Supplied data:
★ ★ ★ ★ ★

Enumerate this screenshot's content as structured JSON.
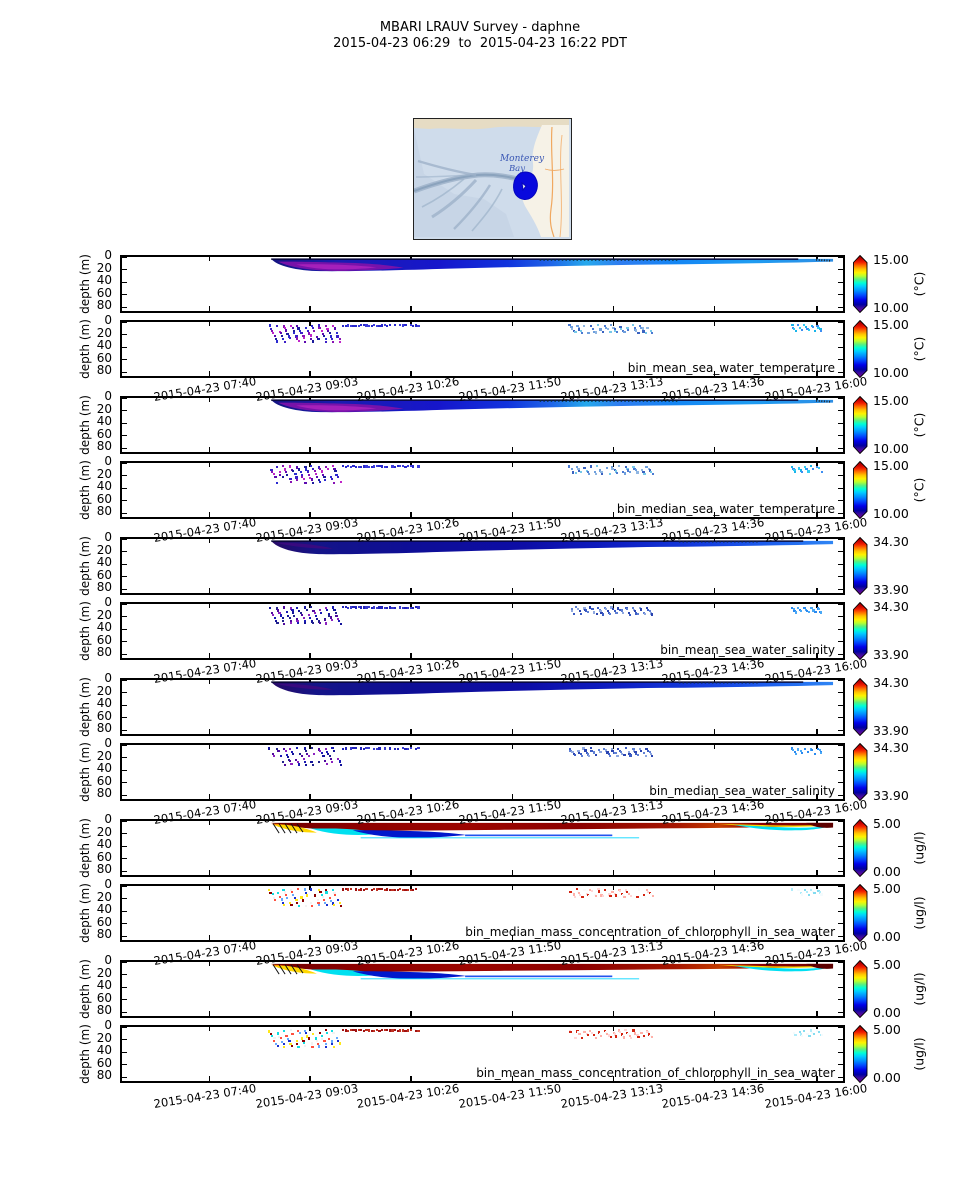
{
  "title": {
    "line1": "MBARI LRAUV Survey - daphne",
    "line2": "2015-04-23 06:29  to  2015-04-23 16:22 PDT"
  },
  "map": {
    "label_line1": "Monterey",
    "label_line2": "Bay",
    "track_color": "#0808dd",
    "sea_color": "#cfdceb",
    "land_color": "#f6f2e7"
  },
  "axes": {
    "ylabel": "depth (m)",
    "y_ticks": [
      "0",
      "20",
      "40",
      "60",
      "80"
    ],
    "x_tick_labels": [
      "2015-04-23 07:40",
      "2015-04-23 09:03",
      "2015-04-23 10:26",
      "2015-04-23 11:50",
      "2015-04-23 13:13",
      "2015-04-23 14:36",
      "2015-04-23 16:00"
    ]
  },
  "colormap_stops": [
    {
      "off": 0.0,
      "c": "#8b0000"
    },
    {
      "off": 0.06,
      "c": "#c00000"
    },
    {
      "off": 0.12,
      "c": "#f22000"
    },
    {
      "off": 0.18,
      "c": "#ff7300"
    },
    {
      "off": 0.24,
      "c": "#ffc400"
    },
    {
      "off": 0.3,
      "c": "#fff200"
    },
    {
      "off": 0.36,
      "c": "#b8ff30"
    },
    {
      "off": 0.42,
      "c": "#58f080"
    },
    {
      "off": 0.48,
      "c": "#00ffd5"
    },
    {
      "off": 0.54,
      "c": "#00cfff"
    },
    {
      "off": 0.62,
      "c": "#0090ff"
    },
    {
      "off": 0.7,
      "c": "#0048ff"
    },
    {
      "off": 0.78,
      "c": "#0000e8"
    },
    {
      "off": 0.86,
      "c": "#0000a0"
    },
    {
      "off": 0.92,
      "c": "#3c0a9e"
    },
    {
      "off": 1.0,
      "c": "#7c008c"
    }
  ],
  "variables": {
    "temperature": {
      "cbar_max": "15.00",
      "cbar_min": "10.00",
      "unit": "(°C)",
      "palettes": {
        "left": [
          "#2a2ad0",
          "#3c20c8",
          "#8812b4",
          "#c025c8",
          "#5c0ab0",
          "#1c1c9c"
        ],
        "top": [
          "#2828cc",
          "#3c3cdc"
        ],
        "mid": [
          "#4b7ad2",
          "#6f9fdd",
          "#8fb6e2",
          "#3a62c0",
          "#77c8e8"
        ],
        "right": [
          "#18b4ea",
          "#3e8ef2",
          "#32cbf2"
        ]
      }
    },
    "salinity": {
      "cbar_max": "34.30",
      "cbar_min": "33.90",
      "unit": "",
      "palettes": {
        "left": [
          "#14149a",
          "#23238c",
          "#4f0a9e",
          "#8c22c0",
          "#1a1ab4"
        ],
        "top": [
          "#2222bb",
          "#3a3acc"
        ],
        "mid": [
          "#3b5cc4",
          "#5f80d4",
          "#8fa8e0",
          "#2a44b0"
        ],
        "right": [
          "#2a8af0",
          "#49a8f6"
        ]
      }
    },
    "chlorophyll": {
      "cbar_max": "5.00",
      "cbar_min": "0.00",
      "unit": "(ug/l)",
      "palettes": {
        "left": [
          "#ffe818",
          "#8c0000",
          "#12dce0",
          "#f2f2f2",
          "#ff5040",
          "#66a8ff",
          "#1830d0"
        ],
        "top": [
          "#a01010",
          "#c03020"
        ],
        "mid": [
          "#ffd6d6",
          "#d42310",
          "#fafafa",
          "#ffb0a8"
        ],
        "right": [
          "#b0ecfa",
          "#f4fbfd",
          "#84dcf0"
        ]
      }
    }
  },
  "panels": [
    {
      "kind": "filled",
      "var": "temperature",
      "label": ""
    },
    {
      "kind": "scatter",
      "var": "temperature",
      "label": "bin_mean_sea_water_temperature"
    },
    {
      "kind": "filled",
      "var": "temperature",
      "label": ""
    },
    {
      "kind": "scatter",
      "var": "temperature",
      "label": "bin_median_sea_water_temperature"
    },
    {
      "kind": "filled",
      "var": "salinity",
      "label": ""
    },
    {
      "kind": "scatter",
      "var": "salinity",
      "label": "bin_mean_sea_water_salinity"
    },
    {
      "kind": "filled",
      "var": "salinity",
      "label": ""
    },
    {
      "kind": "scatter",
      "var": "salinity",
      "label": "bin_median_sea_water_salinity"
    },
    {
      "kind": "filled",
      "var": "chlorophyll",
      "label": ""
    },
    {
      "kind": "scatter",
      "var": "chlorophyll",
      "label": "bin_median_mass_concentration_of_chlorophyll_in_sea_water"
    },
    {
      "kind": "filled",
      "var": "chlorophyll",
      "label": ""
    },
    {
      "kind": "scatter",
      "var": "chlorophyll",
      "label": "bin_mean_mass_concentration_of_chlorophyll_in_sea_water"
    }
  ],
  "chart_data": {
    "type": "heatmap",
    "title": "MBARI LRAUV Survey - daphne",
    "subtitle": "2015-04-23 06:29  to  2015-04-23 16:22 PDT",
    "x_axis": {
      "range": [
        "2015-04-23 06:29",
        "2015-04-23 16:22 PDT"
      ],
      "tick_labels": [
        "2015-04-23 07:40",
        "2015-04-23 09:03",
        "2015-04-23 10:26",
        "2015-04-23 11:50",
        "2015-04-23 13:13",
        "2015-04-23 14:36",
        "2015-04-23 16:00"
      ]
    },
    "y_axis": {
      "label": "depth (m)",
      "ticks": [
        0,
        20,
        40,
        60,
        80
      ],
      "range_m": [
        0,
        93
      ],
      "inverted": true
    },
    "colormap": "rainbow (dark red high to purple low, arrow-extended colorbar)",
    "inset_map": "Monterey Bay basemap with bathymetric canyon shading and dense dark-blue LRAUV track patch near the coast east of the bay center",
    "panels": [
      {
        "row": 1,
        "plot": "heatmap",
        "variable": "bin_mean_sea_water_temperature",
        "colorbar": {
          "min": 10.0,
          "max": 15.0,
          "unit": "°C"
        },
        "summary": "Temperature section in upper ~22 m from ~07:15 to 16:20; coolest ~10 °C (purple) at 10-20 m depth near 07:40-09:00, dark blue ~11 °C midday, cyan-blue ~12.5 °C shallow layer after 13:00"
      },
      {
        "row": 2,
        "plot": "scatter",
        "variable": "bin_mean_sea_water_temperature",
        "colorbar": {
          "min": 10.0,
          "max": 15.0,
          "unit": "°C"
        },
        "summary": "Binned samples 0-22 m: blue/magenta cluster 07:40-08:40, thin blue surface line 08:40-09:40, pale blue cluster 11:50-13:00, cyan cluster ~15:40-16:00"
      },
      {
        "row": 3,
        "plot": "heatmap",
        "variable": "bin_median_sea_water_temperature",
        "colorbar": {
          "min": 10.0,
          "max": 15.0,
          "unit": "°C"
        },
        "summary": "Same pattern as mean temperature section"
      },
      {
        "row": 4,
        "plot": "scatter",
        "variable": "bin_median_sea_water_temperature",
        "colorbar": {
          "min": 10.0,
          "max": 15.0,
          "unit": "°C"
        },
        "summary": "Same clusters as mean temperature scatter"
      },
      {
        "row": 5,
        "plot": "heatmap",
        "variable": "bin_mean_sea_water_salinity",
        "colorbar": {
          "min": 33.9,
          "max": 34.3,
          "unit": ""
        },
        "summary": "Salinity section upper ~22 m, mostly ~34.0-34.05 (dark navy), slightly fresher brighter blue near surface late in day"
      },
      {
        "row": 6,
        "plot": "scatter",
        "variable": "bin_mean_sea_water_salinity",
        "colorbar": {
          "min": 33.9,
          "max": 34.3,
          "unit": ""
        },
        "summary": "Navy/purple dot cluster 07:40-08:40, pale blue cluster 11:50-13:00, blue cluster ~15:40-16:00"
      },
      {
        "row": 7,
        "plot": "heatmap",
        "variable": "bin_median_sea_water_salinity",
        "colorbar": {
          "min": 33.9,
          "max": 34.3,
          "unit": ""
        },
        "summary": "Same pattern as mean salinity section"
      },
      {
        "row": 8,
        "plot": "scatter",
        "variable": "bin_median_sea_water_salinity",
        "colorbar": {
          "min": 33.9,
          "max": 34.3,
          "unit": ""
        },
        "summary": "Same clusters as mean salinity scatter"
      },
      {
        "row": 9,
        "plot": "heatmap",
        "variable": "bin_median_mass_concentration_of_chlorophyll_in_sea_water",
        "colorbar": {
          "min": 0.0,
          "max": 5.0,
          "unit": "ug/l"
        },
        "summary": "Chlorophyll section: near-saturated ~5 ug/l (dark red) surface band all day; low 0.5-1.5 ug/l (blue/cyan) at 10-20 m before 10:30; cyan-yellow wedge then dark red patch near 15:30-16:00"
      },
      {
        "row": 10,
        "plot": "scatter",
        "variable": "bin_median_mass_concentration_of_chlorophyll_in_sea_water",
        "colorbar": {
          "min": 0.0,
          "max": 5.0,
          "unit": "ug/l"
        },
        "summary": "Mixed yellow/dark-red/cyan/white dots 07:40-08:40 in upper 20 m, faint pink/white cluster 11:50-13:00, pale cluster ~15:50"
      },
      {
        "row": 11,
        "plot": "heatmap",
        "variable": "bin_mean_mass_concentration_of_chlorophyll_in_sea_water",
        "colorbar": {
          "min": 0.0,
          "max": 5.0,
          "unit": "ug/l"
        },
        "summary": "Same pattern as median chlorophyll section"
      },
      {
        "row": 12,
        "plot": "scatter",
        "variable": "bin_mean_mass_concentration_of_chlorophyll_in_sea_water",
        "colorbar": {
          "min": 0.0,
          "max": 5.0,
          "unit": "ug/l"
        },
        "summary": "Same clusters as median chlorophyll scatter"
      }
    ]
  }
}
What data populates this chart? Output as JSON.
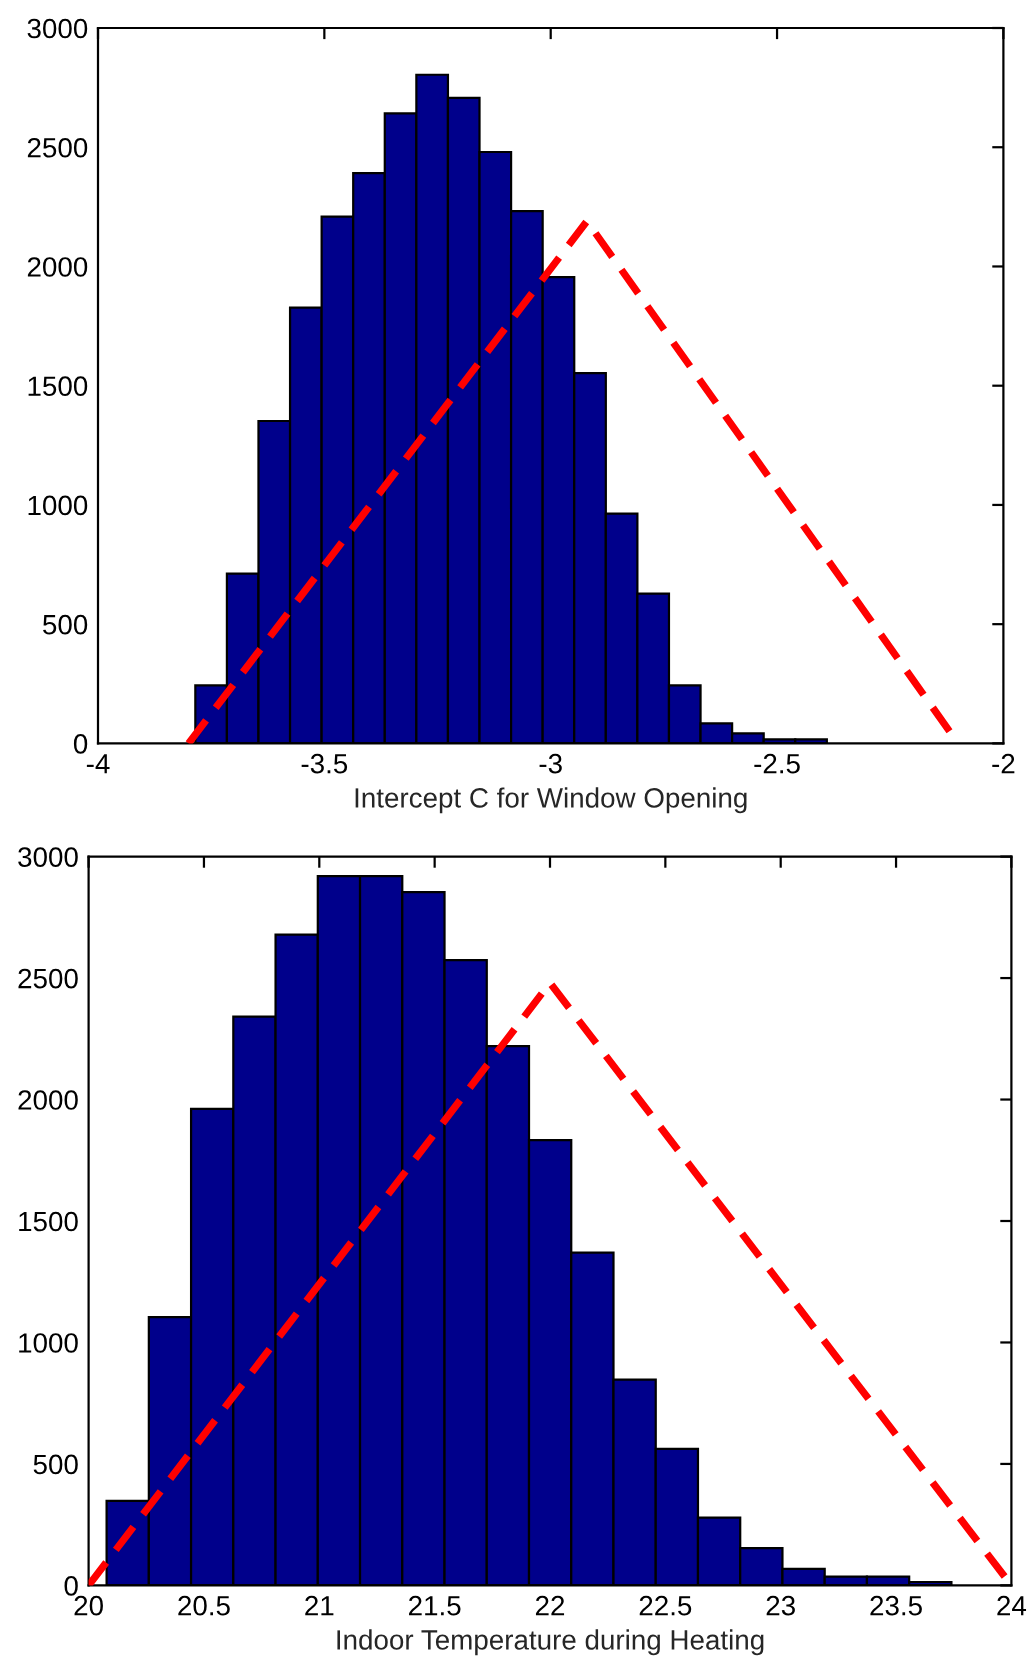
{
  "chart_data": [
    {
      "type": "histogram",
      "xlabel": "Intercept C for Window Opening",
      "color": "#00008b",
      "bins": [
        -3.785,
        -3.71525,
        -3.6455,
        -3.57575,
        -3.506,
        -3.43625,
        -3.3665,
        -3.29675,
        -3.227,
        -3.15725,
        -3.0875,
        -3.01775,
        -2.948,
        -2.87825,
        -2.8085,
        -2.73875,
        -2.669,
        -2.59925,
        -2.5295,
        -2.45975,
        -2.39
      ],
      "values": [
        243,
        712,
        1352,
        1827,
        2209,
        2391,
        2642,
        2804,
        2707,
        2480,
        2232,
        1955,
        1553,
        964,
        628,
        243,
        84,
        42,
        17,
        17
      ],
      "series": [
        {
          "type": "line",
          "color": "#ff0000",
          "line_style": "dashed",
          "x": [
            -3.8,
            -2.92,
            -2.1
          ],
          "values": [
            0,
            2190,
            0
          ]
        }
      ],
      "xlim": [
        -4,
        -2
      ],
      "xticks": [
        -4,
        -3.5,
        -3,
        -2.5,
        -2
      ],
      "ylim": [
        0,
        3000
      ],
      "yticks": [
        0,
        500,
        1000,
        1500,
        2000,
        2500,
        3000
      ]
    },
    {
      "type": "histogram",
      "xlabel": "Indoor Temperature during Heating",
      "color": "#00008b",
      "bins": [
        20.078,
        20.2611,
        20.4442,
        20.6273,
        20.8104,
        20.9935,
        21.1766,
        21.3597,
        21.5428,
        21.7259,
        21.909,
        22.0921,
        22.2752,
        22.4583,
        22.6414,
        22.8245,
        23.0076,
        23.1907,
        23.3738,
        23.5569,
        23.74
      ],
      "values": [
        348,
        1104,
        1962,
        2341,
        2679,
        2920,
        2920,
        2854,
        2574,
        2220,
        1833,
        1370,
        847,
        562,
        279,
        153,
        68,
        36,
        36,
        14
      ],
      "series": [
        {
          "type": "line",
          "color": "#ff0000",
          "line_style": "dashed",
          "x": [
            20,
            22,
            24
          ],
          "values": [
            0,
            2480,
            0
          ]
        }
      ],
      "xlim": [
        20,
        24
      ],
      "xticks": [
        20,
        20.5,
        21,
        21.5,
        22,
        22.5,
        23,
        23.5,
        24
      ],
      "ylim": [
        0,
        3000
      ],
      "yticks": [
        0,
        500,
        1000,
        1500,
        2000,
        2500,
        3000
      ]
    }
  ]
}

★ ★ ★ ★ ★

What is asked: Filter the entries and copy out every line with the word "yellow".

The solution:
        "summary": "Chlorophyll section: near-saturated ~5 ug/l (dark red) surface band all day; low 0.5-1.5 ug/l (blue/cyan) at 10-20 m before 10:30; cyan-yellow wedge then dark red patch near 15:30-16:00"
        "summary": "Mixed yellow/dark-red/cyan/white dots 07:40-08:40 in upper 20 m, faint pink/white cluster 11:50-13:00, pale cluster ~15:50"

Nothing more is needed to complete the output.